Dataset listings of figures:
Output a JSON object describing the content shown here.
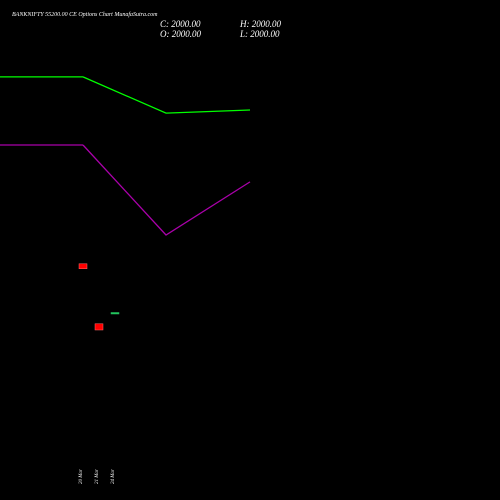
{
  "chart_data": {
    "type": "candlestick",
    "title": "BANKNIFTY 55200.00 CE Options Chart MunafaSutra.com",
    "info": [
      "C: 2000.00",
      "H: 2000.00",
      "O: 2000.00",
      "L: 2000.00"
    ],
    "categories": [
      "20 Mar",
      "21 Mar",
      "24 Mar"
    ],
    "open": [
      2078,
      1982,
      2000
    ],
    "high": [
      2078,
      1982,
      2000
    ],
    "low": [
      2070,
      1972,
      2000
    ],
    "close": [
      2070,
      1972,
      2000
    ],
    "up_color": "#22c55e",
    "down_color": "#ff0000",
    "ylim": [
      1700,
      2500
    ],
    "lines": [
      {
        "color": "#00ff00",
        "values": [
          2377,
          2319,
          2324
        ]
      },
      {
        "color": "#aa00aa",
        "values": [
          2268,
          2124,
          2209
        ]
      }
    ]
  }
}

WHAT THE TASK REQUIRES: Write out the records above once more, word for word, with no pictures.

EXPECTED ANSWER:
Output a JSON object describing the content shown here.
{
  "chart_data": {
    "type": "candlestick",
    "title": "BANKNIFTY 55200.00 CE Options Chart MunafaSutra.com",
    "info": [
      "C: 2000.00",
      "H: 2000.00",
      "O: 2000.00",
      "L: 2000.00"
    ],
    "categories": [
      "20 Mar",
      "21 Mar",
      "24 Mar"
    ],
    "open": [
      2078,
      1982,
      2000
    ],
    "high": [
      2078,
      1982,
      2000
    ],
    "low": [
      2070,
      1972,
      2000
    ],
    "close": [
      2070,
      1972,
      2000
    ],
    "up_color": "#22c55e",
    "down_color": "#ff0000",
    "ylim": [
      1700,
      2500
    ],
    "lines": [
      {
        "color": "#00ff00",
        "values": [
          2377,
          2319,
          2324
        ]
      },
      {
        "color": "#aa00aa",
        "values": [
          2268,
          2124,
          2209
        ]
      }
    ]
  }
}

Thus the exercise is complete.